**Work required**
Copy out the entries exactly, from the first line to the last.
— START OF Data section —
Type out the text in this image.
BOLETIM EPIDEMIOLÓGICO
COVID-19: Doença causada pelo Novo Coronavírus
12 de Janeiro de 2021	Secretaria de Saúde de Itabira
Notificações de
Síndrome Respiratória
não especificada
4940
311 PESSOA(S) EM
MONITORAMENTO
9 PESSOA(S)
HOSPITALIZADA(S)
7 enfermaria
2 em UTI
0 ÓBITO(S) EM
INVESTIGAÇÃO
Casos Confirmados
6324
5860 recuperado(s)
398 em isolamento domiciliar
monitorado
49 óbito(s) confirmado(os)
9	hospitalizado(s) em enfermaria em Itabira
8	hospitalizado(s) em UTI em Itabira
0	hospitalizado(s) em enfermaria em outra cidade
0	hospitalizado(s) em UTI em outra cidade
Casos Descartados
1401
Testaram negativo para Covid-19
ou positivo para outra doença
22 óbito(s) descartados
— END OF Data section —
**Solution below**
Type out the text in this image.
BOLETIM EPIDEMIOLÓGICO
COVID-19: Doença causada pelo Novo Coronavírus
12 de Janeiro de 2021	Secretaria de Saúde de Itabira
Notificações de
Síndrome Respiratória
não especificada
4940
311 PESSOA(S) EM
MONITORAMENTO
9 PESSOA(S)
HOSPITALIZADA(S)
7 enfermaria
2 em UTI
0 ÓBITO(S) EM
INVESTIGAÇÃO
Casos Confirmados
6324
5860 recuperado(s)
398 em isolamento domiciliar
monitorado
49 óbito(s) confirmado(os)
9	hospitalizado(s) em enfermaria em Itabira
8	hospitalizado(s) em UTI em Itabira
0	hospitalizado(s) em enfermaria em outra cidade
0	hospitalizado(s) em UTI em outra cidade
Casos Descartados
1401
Testaram negativo para Covid-19
ou positivo para outra doença
22 óbito(s) descartados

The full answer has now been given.